# Provided text
....
6.    Paid Time Off . Employee shall be entitled to receive 22 vacation days and four sick/personal days (which shall be referred to together as "paid time off"), commencing in the first year of this Agreement, after each year of employment upon dates agreed upon by Employer. The extent to which unused paid time off from one year shall be carried forward to any later year shall be governed by Employer’s paid time off policy in effect from time to time. Upon separation of employment, for any reason, paid time off accrued and not used shall be paid in accordance with Employer’s paid time off policy then in effect and the determination of the amount of paid time off accrued and not used shall be made by the Employer in its sole discretion pursuant to such policy.

 

7.    Secrecy . At no time shall Employee disclose to anyone any confidential or secret information (not already constituting information available to the public) concerning the internal affairs, business operations, and trade secrets of Employer.
....
# Data entries
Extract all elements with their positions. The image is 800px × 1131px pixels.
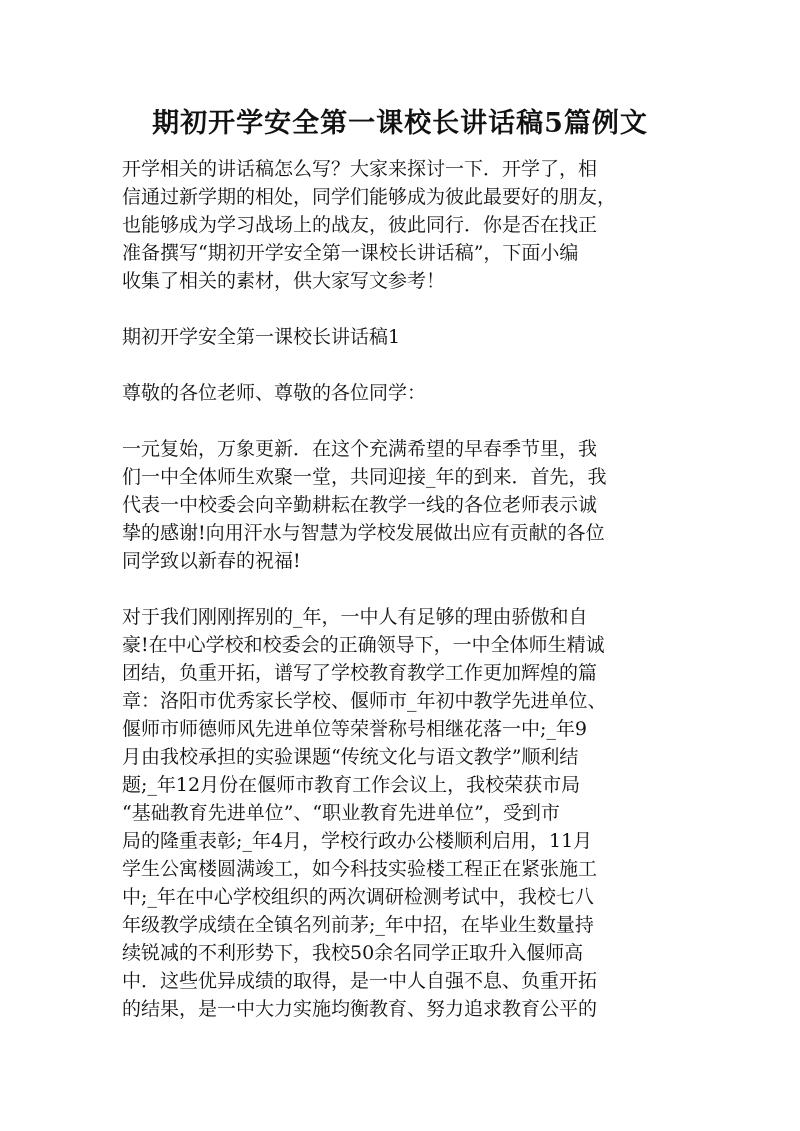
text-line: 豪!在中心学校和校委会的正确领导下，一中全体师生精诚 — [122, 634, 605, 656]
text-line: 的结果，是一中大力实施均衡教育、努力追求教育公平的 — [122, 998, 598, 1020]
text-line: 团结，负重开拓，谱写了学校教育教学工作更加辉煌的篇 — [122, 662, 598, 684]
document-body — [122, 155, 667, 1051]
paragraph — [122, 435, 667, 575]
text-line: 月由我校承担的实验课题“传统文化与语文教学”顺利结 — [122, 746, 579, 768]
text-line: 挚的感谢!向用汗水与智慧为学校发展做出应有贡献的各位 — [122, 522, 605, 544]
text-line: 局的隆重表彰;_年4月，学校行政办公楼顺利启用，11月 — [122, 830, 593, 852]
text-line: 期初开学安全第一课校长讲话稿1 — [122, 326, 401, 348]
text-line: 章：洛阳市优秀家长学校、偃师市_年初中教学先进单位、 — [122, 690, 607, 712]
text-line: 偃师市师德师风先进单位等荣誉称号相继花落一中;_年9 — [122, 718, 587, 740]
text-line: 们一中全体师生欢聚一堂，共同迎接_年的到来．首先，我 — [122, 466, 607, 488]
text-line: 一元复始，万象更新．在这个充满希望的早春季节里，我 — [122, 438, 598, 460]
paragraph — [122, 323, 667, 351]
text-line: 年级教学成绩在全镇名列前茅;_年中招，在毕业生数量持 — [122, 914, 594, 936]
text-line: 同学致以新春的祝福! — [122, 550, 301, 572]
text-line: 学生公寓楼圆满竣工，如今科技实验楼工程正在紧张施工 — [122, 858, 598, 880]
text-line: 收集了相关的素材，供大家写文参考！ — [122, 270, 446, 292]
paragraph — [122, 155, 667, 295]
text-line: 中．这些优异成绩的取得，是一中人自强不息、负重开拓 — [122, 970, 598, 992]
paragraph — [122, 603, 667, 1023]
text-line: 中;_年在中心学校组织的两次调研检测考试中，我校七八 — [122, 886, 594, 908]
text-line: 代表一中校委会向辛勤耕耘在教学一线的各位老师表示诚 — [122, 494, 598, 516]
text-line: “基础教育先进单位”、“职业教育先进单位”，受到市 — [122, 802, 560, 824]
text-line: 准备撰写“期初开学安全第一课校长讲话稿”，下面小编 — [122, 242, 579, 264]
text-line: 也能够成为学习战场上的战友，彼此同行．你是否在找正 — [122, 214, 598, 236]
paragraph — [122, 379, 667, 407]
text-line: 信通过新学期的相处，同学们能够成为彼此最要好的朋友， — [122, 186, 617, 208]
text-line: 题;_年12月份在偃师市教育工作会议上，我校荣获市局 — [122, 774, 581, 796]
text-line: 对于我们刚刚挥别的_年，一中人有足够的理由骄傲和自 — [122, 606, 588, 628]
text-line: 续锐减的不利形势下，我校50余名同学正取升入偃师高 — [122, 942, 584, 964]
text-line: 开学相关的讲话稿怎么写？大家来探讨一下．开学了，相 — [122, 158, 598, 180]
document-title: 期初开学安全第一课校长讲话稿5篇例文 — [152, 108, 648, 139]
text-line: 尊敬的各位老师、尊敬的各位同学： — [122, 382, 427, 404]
....
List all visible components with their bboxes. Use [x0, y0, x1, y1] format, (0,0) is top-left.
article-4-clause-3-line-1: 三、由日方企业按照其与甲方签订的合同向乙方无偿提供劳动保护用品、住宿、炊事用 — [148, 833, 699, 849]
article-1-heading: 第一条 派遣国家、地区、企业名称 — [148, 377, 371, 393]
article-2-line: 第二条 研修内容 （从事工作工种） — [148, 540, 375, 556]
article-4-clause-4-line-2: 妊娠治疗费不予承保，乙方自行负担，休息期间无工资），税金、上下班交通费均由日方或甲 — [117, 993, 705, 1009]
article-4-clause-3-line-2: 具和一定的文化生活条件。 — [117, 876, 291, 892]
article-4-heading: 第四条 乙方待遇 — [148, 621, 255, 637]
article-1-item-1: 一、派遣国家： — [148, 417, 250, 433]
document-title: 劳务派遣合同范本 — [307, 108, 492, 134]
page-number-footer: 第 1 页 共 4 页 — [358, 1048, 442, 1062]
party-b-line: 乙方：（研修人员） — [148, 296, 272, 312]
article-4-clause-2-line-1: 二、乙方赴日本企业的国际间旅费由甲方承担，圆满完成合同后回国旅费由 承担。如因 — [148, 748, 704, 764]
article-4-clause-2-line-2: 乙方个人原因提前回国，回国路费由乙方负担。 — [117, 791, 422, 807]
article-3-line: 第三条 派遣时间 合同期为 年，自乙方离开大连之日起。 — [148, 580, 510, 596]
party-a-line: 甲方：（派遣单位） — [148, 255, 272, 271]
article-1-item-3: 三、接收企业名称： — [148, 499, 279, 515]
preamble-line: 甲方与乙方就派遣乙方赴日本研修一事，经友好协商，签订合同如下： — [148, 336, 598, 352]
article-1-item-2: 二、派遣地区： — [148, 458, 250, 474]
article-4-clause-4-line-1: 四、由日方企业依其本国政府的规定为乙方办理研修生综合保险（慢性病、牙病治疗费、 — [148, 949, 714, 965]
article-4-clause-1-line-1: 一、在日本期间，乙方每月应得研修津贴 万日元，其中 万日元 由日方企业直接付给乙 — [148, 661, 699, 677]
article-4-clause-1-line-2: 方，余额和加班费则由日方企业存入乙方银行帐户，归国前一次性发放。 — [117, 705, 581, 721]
....
# Short task
From the employment agreement excerpt, list every matter of Employer that the Secrecy clause names as a subject of the confidential information Employee must not disclose.

# Task solution
- internal affairs
- business operations
- trade secrets